--- BEGIN DATA ROWS ---

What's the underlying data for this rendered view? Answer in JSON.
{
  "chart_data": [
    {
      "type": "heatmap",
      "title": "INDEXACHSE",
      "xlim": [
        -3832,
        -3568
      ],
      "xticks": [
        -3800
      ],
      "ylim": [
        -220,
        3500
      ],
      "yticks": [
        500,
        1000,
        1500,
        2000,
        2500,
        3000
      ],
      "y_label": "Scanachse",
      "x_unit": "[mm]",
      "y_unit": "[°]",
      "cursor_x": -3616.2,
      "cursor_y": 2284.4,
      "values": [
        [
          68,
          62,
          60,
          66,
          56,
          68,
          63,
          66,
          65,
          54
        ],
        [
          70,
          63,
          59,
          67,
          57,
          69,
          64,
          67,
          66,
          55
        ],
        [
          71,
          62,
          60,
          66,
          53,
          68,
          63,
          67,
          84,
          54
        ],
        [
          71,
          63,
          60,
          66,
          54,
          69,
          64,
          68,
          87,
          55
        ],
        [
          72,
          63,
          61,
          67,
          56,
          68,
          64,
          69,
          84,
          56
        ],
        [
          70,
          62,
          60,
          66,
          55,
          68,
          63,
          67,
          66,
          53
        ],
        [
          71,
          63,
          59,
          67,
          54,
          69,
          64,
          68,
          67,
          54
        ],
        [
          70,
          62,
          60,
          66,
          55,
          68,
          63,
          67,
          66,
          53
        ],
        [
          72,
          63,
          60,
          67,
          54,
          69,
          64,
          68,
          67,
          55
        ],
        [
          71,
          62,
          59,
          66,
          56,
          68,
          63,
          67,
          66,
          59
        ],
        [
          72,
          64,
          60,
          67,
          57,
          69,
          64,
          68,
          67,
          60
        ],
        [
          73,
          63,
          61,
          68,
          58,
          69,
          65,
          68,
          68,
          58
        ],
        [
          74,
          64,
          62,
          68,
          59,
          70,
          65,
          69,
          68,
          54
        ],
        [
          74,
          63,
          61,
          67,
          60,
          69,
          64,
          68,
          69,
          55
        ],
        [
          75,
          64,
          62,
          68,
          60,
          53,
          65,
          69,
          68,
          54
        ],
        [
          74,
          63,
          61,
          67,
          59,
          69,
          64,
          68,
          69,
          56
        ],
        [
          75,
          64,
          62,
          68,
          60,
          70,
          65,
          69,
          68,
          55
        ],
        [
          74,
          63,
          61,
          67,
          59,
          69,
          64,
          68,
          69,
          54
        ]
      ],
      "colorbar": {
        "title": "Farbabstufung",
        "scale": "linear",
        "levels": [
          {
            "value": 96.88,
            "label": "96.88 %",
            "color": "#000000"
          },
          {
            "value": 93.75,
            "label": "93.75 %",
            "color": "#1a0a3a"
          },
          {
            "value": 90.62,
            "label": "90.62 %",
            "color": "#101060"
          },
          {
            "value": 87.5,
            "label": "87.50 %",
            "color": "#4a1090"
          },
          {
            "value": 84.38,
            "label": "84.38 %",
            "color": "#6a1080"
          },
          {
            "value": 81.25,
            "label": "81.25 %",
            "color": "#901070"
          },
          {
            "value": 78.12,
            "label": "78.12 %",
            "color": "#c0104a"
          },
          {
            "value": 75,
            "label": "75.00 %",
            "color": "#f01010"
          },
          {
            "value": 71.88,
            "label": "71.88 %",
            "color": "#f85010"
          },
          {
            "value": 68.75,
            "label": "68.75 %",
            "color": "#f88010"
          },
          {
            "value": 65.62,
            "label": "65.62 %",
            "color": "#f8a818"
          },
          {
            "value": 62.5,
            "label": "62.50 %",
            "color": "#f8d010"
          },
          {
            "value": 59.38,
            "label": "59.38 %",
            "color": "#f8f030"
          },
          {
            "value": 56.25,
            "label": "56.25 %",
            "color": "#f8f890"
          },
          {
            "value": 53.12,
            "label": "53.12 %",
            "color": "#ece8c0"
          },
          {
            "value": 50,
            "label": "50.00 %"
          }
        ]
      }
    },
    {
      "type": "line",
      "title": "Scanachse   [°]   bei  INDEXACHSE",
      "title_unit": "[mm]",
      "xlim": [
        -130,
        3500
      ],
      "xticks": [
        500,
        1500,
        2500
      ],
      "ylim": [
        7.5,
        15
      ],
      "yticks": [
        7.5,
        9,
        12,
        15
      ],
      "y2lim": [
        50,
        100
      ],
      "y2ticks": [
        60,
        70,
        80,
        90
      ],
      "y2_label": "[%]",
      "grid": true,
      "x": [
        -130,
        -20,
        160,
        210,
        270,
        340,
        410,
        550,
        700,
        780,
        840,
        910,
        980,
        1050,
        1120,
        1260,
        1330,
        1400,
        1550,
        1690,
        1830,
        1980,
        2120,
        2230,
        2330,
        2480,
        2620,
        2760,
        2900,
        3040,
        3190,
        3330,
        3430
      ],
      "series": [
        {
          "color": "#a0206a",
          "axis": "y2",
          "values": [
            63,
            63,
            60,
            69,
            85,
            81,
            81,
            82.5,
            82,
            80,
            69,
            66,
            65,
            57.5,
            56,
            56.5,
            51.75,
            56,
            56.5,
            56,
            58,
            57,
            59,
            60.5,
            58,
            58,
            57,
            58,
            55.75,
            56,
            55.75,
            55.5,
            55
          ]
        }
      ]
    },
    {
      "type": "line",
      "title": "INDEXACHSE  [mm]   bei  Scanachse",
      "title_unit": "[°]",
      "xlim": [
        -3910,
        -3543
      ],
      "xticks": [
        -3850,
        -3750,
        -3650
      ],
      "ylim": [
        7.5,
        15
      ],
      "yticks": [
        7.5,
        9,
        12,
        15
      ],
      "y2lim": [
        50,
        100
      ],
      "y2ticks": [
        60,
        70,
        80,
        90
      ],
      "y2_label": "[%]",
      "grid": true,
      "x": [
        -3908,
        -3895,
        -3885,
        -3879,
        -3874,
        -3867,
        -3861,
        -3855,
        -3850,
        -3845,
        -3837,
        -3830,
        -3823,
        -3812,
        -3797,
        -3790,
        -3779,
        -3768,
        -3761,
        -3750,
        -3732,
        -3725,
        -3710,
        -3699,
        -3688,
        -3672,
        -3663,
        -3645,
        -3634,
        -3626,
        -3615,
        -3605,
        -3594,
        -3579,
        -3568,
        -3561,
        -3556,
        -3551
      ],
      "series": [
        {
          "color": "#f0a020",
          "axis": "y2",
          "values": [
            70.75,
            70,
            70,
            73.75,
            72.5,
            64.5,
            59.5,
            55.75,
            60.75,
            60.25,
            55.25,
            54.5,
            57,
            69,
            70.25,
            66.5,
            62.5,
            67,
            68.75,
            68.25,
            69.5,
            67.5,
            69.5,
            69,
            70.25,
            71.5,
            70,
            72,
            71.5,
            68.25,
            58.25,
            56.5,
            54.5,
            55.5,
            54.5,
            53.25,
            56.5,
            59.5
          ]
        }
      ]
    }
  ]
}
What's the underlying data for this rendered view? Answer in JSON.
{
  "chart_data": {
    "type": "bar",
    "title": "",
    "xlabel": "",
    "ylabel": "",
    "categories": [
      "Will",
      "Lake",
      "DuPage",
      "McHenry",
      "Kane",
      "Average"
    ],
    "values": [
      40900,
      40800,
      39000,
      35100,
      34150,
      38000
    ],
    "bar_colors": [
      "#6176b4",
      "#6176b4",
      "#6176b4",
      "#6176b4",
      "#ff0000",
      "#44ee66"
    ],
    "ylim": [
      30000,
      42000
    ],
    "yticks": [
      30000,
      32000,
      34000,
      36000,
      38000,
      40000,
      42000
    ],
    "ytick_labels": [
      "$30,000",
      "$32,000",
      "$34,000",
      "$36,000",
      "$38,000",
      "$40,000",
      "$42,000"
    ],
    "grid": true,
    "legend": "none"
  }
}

--- END DATA ROWS ---

THE EXERCISE: Extract each entry in full, exactly as given.

FULL SOLUTION:
What's the underlying data for this rendered view? Answer in JSON.
{
  "chart_data": [
    {
      "type": "heatmap",
      "title": "INDEXACHSE",
      "xlim": [
        -3832,
        -3568
      ],
      "xticks": [
        -3800
      ],
      "ylim": [
        -220,
        3500
      ],
      "yticks": [
        500,
        1000,
        1500,
        2000,
        2500,
        3000
      ],
      "y_label": "Scanachse",
      "x_unit": "[mm]",
      "y_unit": "[°]",
      "cursor_x": -3616.2,
      "cursor_y": 2284.4,
      "values": [
        [
          68,
          62,
          60,
          66,
          56,
          68,
          63,
          66,
          65,
          54
        ],
        [
          70,
          63,
          59,
          67,
          57,
          69,
          64,
          67,
          66,
          55
        ],
        [
          71,
          62,
          60,
          66,
          53,
          68,
          63,
          67,
          84,
          54
        ],
        [
          71,
          63,
          60,
          66,
          54,
          69,
          64,
          68,
          87,
          55
        ],
        [
          72,
          63,
          61,
          67,
          56,
          68,
          64,
          69,
          84,
          56
        ],
        [
          70,
          62,
          60,
          66,
          55,
          68,
          63,
          67,
          66,
          53
        ],
        [
          71,
          63,
          59,
          67,
          54,
          69,
          64,
          68,
          67,
          54
        ],
        [
          70,
          62,
          60,
          66,
          55,
          68,
          63,
          67,
          66,
          53
        ],
        [
          72,
          63,
          60,
          67,
          54,
          69,
          64,
          68,
          67,
          55
        ],
        [
          71,
          62,
          59,
          66,
          56,
          68,
          63,
          67,
          66,
          59
        ],
        [
          72,
          64,
          60,
          67,
          57,
          69,
          64,
          68,
          67,
          60
        ],
        [
          73,
          63,
          61,
          68,
          58,
          69,
          65,
          68,
          68,
          58
        ],
        [
          74,
          64,
          62,
          68,
          59,
          70,
          65,
          69,
          68,
          54
        ],
        [
          74,
          63,
          61,
          67,
          60,
          69,
          64,
          68,
          69,
          55
        ],
        [
          75,
          64,
          62,
          68,
          60,
          53,
          65,
          69,
          68,
          54
        ],
        [
          74,
          63,
          61,
          67,
          59,
          69,
          64,
          68,
          69,
          56
        ],
        [
          75,
          64,
          62,
          68,
          60,
          70,
          65,
          69,
          68,
          55
        ],
        [
          74,
          63,
          61,
          67,
          59,
          69,
          64,
          68,
          69,
          54
        ]
      ],
      "colorbar": {
        "title": "Farbabstufung",
        "scale": "linear",
        "levels": [
          {
            "value": 96.88,
            "label": "96.88 %",
            "color": "#000000"
          },
          {
            "value": 93.75,
            "label": "93.75 %",
            "color": "#1a0a3a"
          },
          {
            "value": 90.62,
            "label": "90.62 %",
            "color": "#101060"
          },
          {
            "value": 87.5,
            "label": "87.50 %",
            "color": "#4a1090"
          },
          {
            "value": 84.38,
            "label": "84.38 %",
            "color": "#6a1080"
          },
          {
            "value": 81.25,
            "label": "81.25 %",
            "color": "#901070"
          },
          {
            "value": 78.12,
            "label": "78.12 %",
            "color": "#c0104a"
          },
          {
            "value": 75,
            "label": "75.00 %",
            "color": "#f01010"
          },
          {
            "value": 71.88,
            "label": "71.88 %",
            "color": "#f85010"
          },
          {
            "value": 68.75,
            "label": "68.75 %",
            "color": "#f88010"
          },
          {
            "value": 65.62,
            "label": "65.62 %",
            "color": "#f8a818"
          },
          {
            "value": 62.5,
            "label": "62.50 %",
            "color": "#f8d010"
          },
          {
            "value": 59.38,
            "label": "59.38 %",
            "color": "#f8f030"
          },
          {
            "value": 56.25,
            "label": "56.25 %",
            "color": "#f8f890"
          },
          {
            "value": 53.12,
            "label": "53.12 %",
            "color": "#ece8c0"
          },
          {
            "value": 50,
            "label": "50.00 %"
          }
        ]
      }
    },
    {
      "type": "line",
      "title": "Scanachse   [°]   bei  INDEXACHSE",
      "title_unit": "[mm]",
      "xlim": [
        -130,
        3500
      ],
      "xticks": [
        500,
        1500,
        2500
      ],
      "ylim": [
        7.5,
        15
      ],
      "yticks": [
        7.5,
        9,
        12,
        15
      ],
      "y2lim": [
        50,
        100
      ],
      "y2ticks": [
        60,
        70,
        80,
        90
      ],
      "y2_label": "[%]",
      "grid": true,
      "x": [
        -130,
        -20,
        160,
        210,
        270,
        340,
        410,
        550,
        700,
        780,
        840,
        910,
        980,
        1050,
        1120,
        1260,
        1330,
        1400,
        1550,
        1690,
        1830,
        1980,
        2120,
        2230,
        2330,
        2480,
        2620,
        2760,
        2900,
        3040,
        3190,
        3330,
        3430
      ],
      "series": [
        {
          "color": "#a0206a",
          "axis": "y2",
          "values": [
            63,
            63,
            60,
            69,
            85,
            81,
            81,
            82.5,
            82,
            80,
            69,
            66,
            65,
            57.5,
            56,
            56.5,
            51.75,
            56,
            56.5,
            56,
            58,
            57,
            59,
            60.5,
            58,
            58,
            57,
            58,
            55.75,
            56,
            55.75,
            55.5,
            55
          ]
        }
      ]
    },
    {
      "type": "line",
      "title": "INDEXACHSE  [mm]   bei  Scanachse",
      "title_unit": "[°]",
      "xlim": [
        -3910,
        -3543
      ],
      "xticks": [
        -3850,
        -3750,
        -3650
      ],
      "ylim": [
        7.5,
        15
      ],
      "yticks": [
        7.5,
        9,
        12,
        15
      ],
      "y2lim": [
        50,
        100
      ],
      "y2ticks": [
        60,
        70,
        80,
        90
      ],
      "y2_label": "[%]",
      "grid": true,
      "x": [
        -3908,
        -3895,
        -3885,
        -3879,
        -3874,
        -3867,
        -3861,
        -3855,
        -3850,
        -3845,
        -3837,
        -3830,
        -3823,
        -3812,
        -3797,
        -3790,
        -3779,
        -3768,
        -3761,
        -3750,
        -3732,
        -3725,
        -3710,
        -3699,
        -3688,
        -3672,
        -3663,
        -3645,
        -3634,
        -3626,
        -3615,
        -3605,
        -3594,
        -3579,
        -3568,
        -3561,
        -3556,
        -3551
      ],
      "series": [
        {
          "color": "#f0a020",
          "axis": "y2",
          "values": [
            70.75,
            70,
            70,
            73.75,
            72.5,
            64.5,
            59.5,
            55.75,
            60.75,
            60.25,
            55.25,
            54.5,
            57,
            69,
            70.25,
            66.5,
            62.5,
            67,
            68.75,
            68.25,
            69.5,
            67.5,
            69.5,
            69,
            70.25,
            71.5,
            70,
            72,
            71.5,
            68.25,
            58.25,
            56.5,
            54.5,
            55.5,
            54.5,
            53.25,
            56.5,
            59.5
          ]
        }
      ]
    }
  ]
}
What's the underlying data for this rendered view? Answer in JSON.
{
  "chart_data": {
    "type": "bar",
    "title": "",
    "xlabel": "",
    "ylabel": "",
    "categories": [
      "Will",
      "Lake",
      "DuPage",
      "McHenry",
      "Kane",
      "Average"
    ],
    "values": [
      40900,
      40800,
      39000,
      35100,
      34150,
      38000
    ],
    "bar_colors": [
      "#6176b4",
      "#6176b4",
      "#6176b4",
      "#6176b4",
      "#ff0000",
      "#44ee66"
    ],
    "ylim": [
      30000,
      42000
    ],
    "yticks": [
      30000,
      32000,
      34000,
      36000,
      38000,
      40000,
      42000
    ],
    "ytick_labels": [
      "$30,000",
      "$32,000",
      "$34,000",
      "$36,000",
      "$38,000",
      "$40,000",
      "$42,000"
    ],
    "grid": true,
    "legend": "none"
  }
}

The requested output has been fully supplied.